— BEGIN DATASET ENTRIES —

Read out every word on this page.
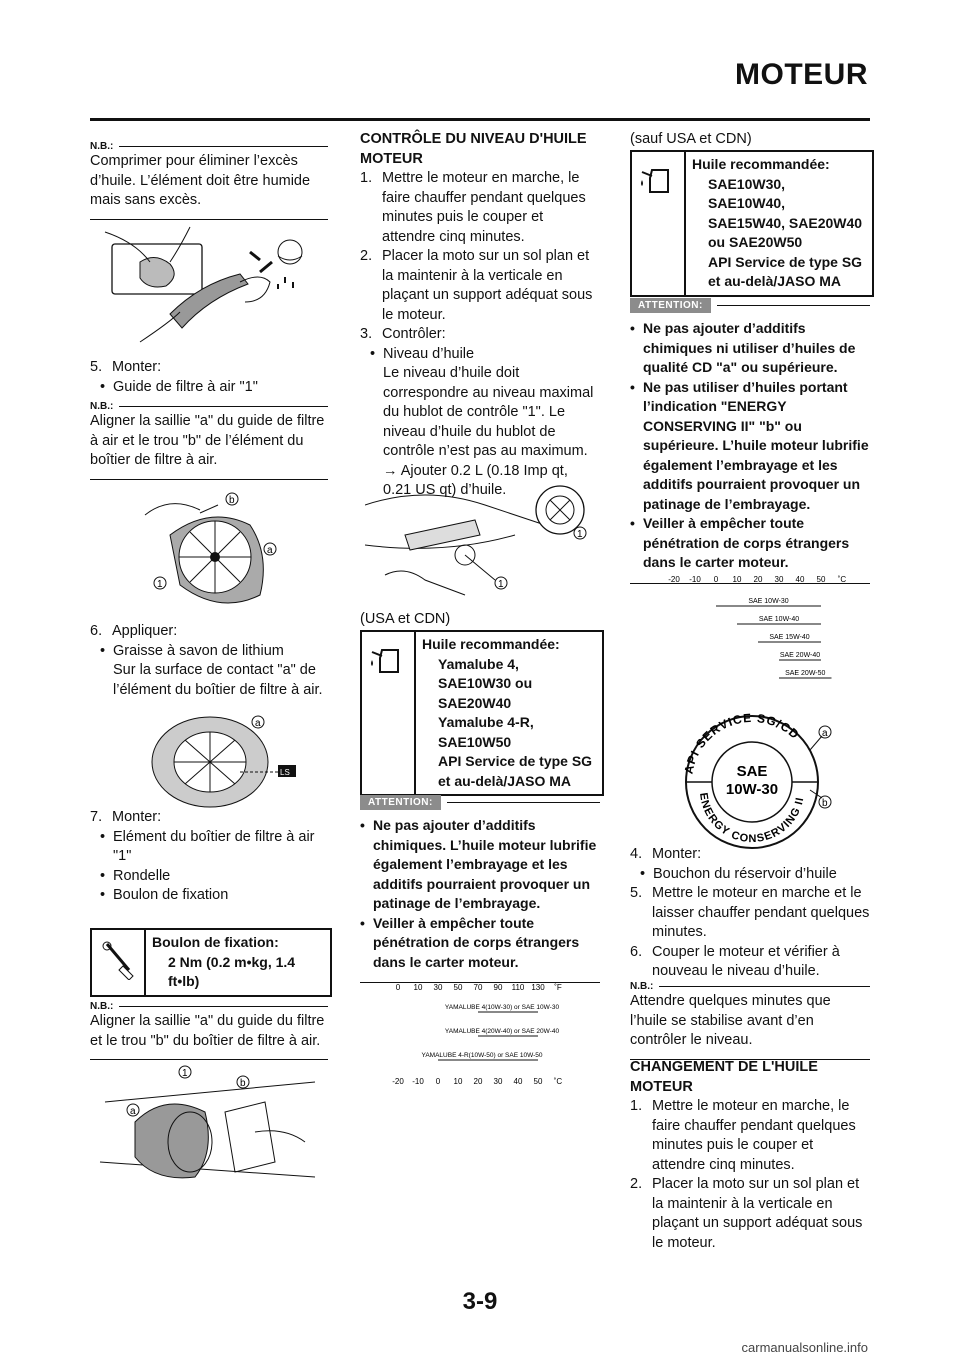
MOTEUR
N.B.:
Comprimer pour éliminer l’excès d’huile. L’élément doit être humide mais sans excès.
5. Monter:
• Guide de filtre à air "1"
N.B.:
Aligner la saillie "a" du guide de filtre à air et le trou "b" de l’élément du boîtier de filtre à air.
b
a
1
6. Appliquer:
• Graisse à savon de lithium
Sur la surface de contact "a" de l’élément du boîtier de filtre à air.
a
LS
7. Monter:
• Elément du boîtier de filtre à air "1"
• Rondelle
• Boulon de fixation
Boulon de fixation:
2 Nm (0.2 m•kg, 1.4 ft•lb)
N.B.:
Aligner la saillie "a" du guide du filtre et le trou "b" du boîtier de filtre à air.
1
b
a
CONTRÔLE DU NIVEAU D'HUILE MOTEUR
1. Mettre le moteur en marche, le faire chauffer pendant quelques minutes puis le couper et attendre cinq minutes.
2. Placer la moto sur un sol plan et la maintenir à la verticale en plaçant un support adéquat sous le moteur.
3. Contrôler:
• Niveau d’huile
Le niveau d’huile doit correspondre au niveau maximal du hublot de contrôle "1". Le niveau d’huile du hublot de contrôle n’est pas au maximum.
→ Ajouter 0.2 L (0.18 Imp qt, 0.21 US qt) d’huile.
1
1
(USA et CDN)
Huile recommandée:
Yamalube 4,
SAE10W30 ou
SAE20W40
Yamalube 4-R,
SAE10W50
API Service de type SG et au-delà/JASO MA
ATTENTION:
• Ne pas ajouter d’additifs chimiques. L’huile moteur lubrifie également l’embrayage et les additifs pourraient provoquer un patinage de l’embrayage.
• Veiller à empêcher toute pénétration de corps étrangers dans le carter moteur.
0 10 30 50 70 90 110 130 ˚F
-20 -10 0 10 20 30 40 50 ˚C
YAMALUBE 4(10W-30) or SAE 10W-30
YAMALUBE 4(20W-40) or SAE 20W-40
YAMALUBE 4-R(10W-50) or SAE 10W-50
(sauf USA et CDN)
Huile recommandée:
SAE10W30,
SAE10W40,
SAE15W40, SAE20W40
ou SAE20W50
API Service de type SG et au-delà/JASO MA
ATTENTION:
• Ne pas ajouter d’additifs chimiques ni utiliser d’huiles de qualité CD "a" ou supérieure.
• Ne pas utiliser d’huiles portant l’indication "ENERGY CONSERVING II" "b" ou supérieure. L’huile moteur lubrifie également l’embrayage et les additifs pourraient provoquer un patinage de l’embrayage.
• Veiller à empêcher toute pénétration de corps étrangers dans le carter moteur.
-20 -10 0 10 20 30 40 50 ˚C
SAE 10W-30
SAE 10W-40
SAE 15W-40
SAE 20W-40
SAE 20W-50
API SERVICE SG/CD
ENERGY CONSERVING II
SAE
10W-30
a
b
4. Monter:
• Bouchon du réservoir d’huile
5. Mettre le moteur en marche et le laisser chauffer pendant quelques minutes.
6. Couper le moteur et vérifier à nouveau le niveau d’huile.
N.B.:
Attendre quelques minutes que l’huile se stabilise avant d’en contrôler le niveau.
CHANGEMENT DE L'HUILE MOTEUR
1. Mettre le moteur en marche, le faire chauffer pendant quelques minutes puis le couper et attendre cinq minutes.
2. Placer la moto sur un sol plan et la maintenir à la verticale en plaçant un support adéquat sous le moteur.
3-9
carmanualsonline.info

— END DATASET ENTRIES —

_TASK DIRECTIONS_
Repeat the records word for word. Any picture in them should be left out.

_WRITTEN ANSWER_
Read out every word on this page.
MOTEUR
N.B.:
Comprimer pour éliminer l’excès d’huile. L’élément doit être humide mais sans excès.
5. Monter:
• Guide de filtre à air "1"
N.B.:
Aligner la saillie "a" du guide de filtre à air et le trou "b" de l’élément du boîtier de filtre à air.
b
a
1
6. Appliquer:
• Graisse à savon de lithium
Sur la surface de contact "a" de l’élément du boîtier de filtre à air.
a
LS
7. Monter:
• Elément du boîtier de filtre à air "1"
• Rondelle
• Boulon de fixation
Boulon de fixation:
2 Nm (0.2 m•kg, 1.4 ft•lb)
N.B.:
Aligner la saillie "a" du guide du filtre et le trou "b" du boîtier de filtre à air.
1
b
a
CONTRÔLE DU NIVEAU D'HUILE MOTEUR
1. Mettre le moteur en marche, le faire chauffer pendant quelques minutes puis le couper et attendre cinq minutes.
2. Placer la moto sur un sol plan et la maintenir à la verticale en plaçant un support adéquat sous le moteur.
3. Contrôler:
• Niveau d’huile
Le niveau d’huile doit correspondre au niveau maximal du hublot de contrôle "1". Le niveau d’huile du hublot de contrôle n’est pas au maximum.
→ Ajouter 0.2 L (0.18 Imp qt, 0.21 US qt) d’huile.
1
1
(USA et CDN)
Huile recommandée:
Yamalube 4,
SAE10W30 ou
SAE20W40
Yamalube 4-R,
SAE10W50
API Service de type SG et au-delà/JASO MA
ATTENTION:
• Ne pas ajouter d’additifs chimiques. L’huile moteur lubrifie également l’embrayage et les additifs pourraient provoquer un patinage de l’embrayage.
• Veiller à empêcher toute pénétration de corps étrangers dans le carter moteur.
0 10 30 50 70 90 110 130 ˚F
-20 -10 0 10 20 30 40 50 ˚C
YAMALUBE 4(10W-30) or SAE 10W-30
YAMALUBE 4(20W-40) or SAE 20W-40
YAMALUBE 4-R(10W-50) or SAE 10W-50
(sauf USA et CDN)
Huile recommandée:
SAE10W30,
SAE10W40,
SAE15W40, SAE20W40
ou SAE20W50
API Service de type SG et au-delà/JASO MA
ATTENTION:
• Ne pas ajouter d’additifs chimiques ni utiliser d’huiles de qualité CD "a" ou supérieure.
• Ne pas utiliser d’huiles portant l’indication "ENERGY CONSERVING II" "b" ou supérieure. L’huile moteur lubrifie également l’embrayage et les additifs pourraient provoquer un patinage de l’embrayage.
• Veiller à empêcher toute pénétration de corps étrangers dans le carter moteur.
-20 -10 0 10 20 30 40 50 ˚C
SAE 10W-30
SAE 10W-40
SAE 15W-40
SAE 20W-40
SAE 20W-50
API SERVICE SG/CD
ENERGY CONSERVING II
SAE
10W-30
a
b
4. Monter:
• Bouchon du réservoir d’huile
5. Mettre le moteur en marche et le laisser chauffer pendant quelques minutes.
6. Couper le moteur et vérifier à nouveau le niveau d’huile.
N.B.:
Attendre quelques minutes que l’huile se stabilise avant d’en contrôler le niveau.
CHANGEMENT DE L'HUILE MOTEUR
1. Mettre le moteur en marche, le faire chauffer pendant quelques minutes puis le couper et attendre cinq minutes.
2. Placer la moto sur un sol plan et la maintenir à la verticale en plaçant un support adéquat sous le moteur.
3-9
carmanualsonline.info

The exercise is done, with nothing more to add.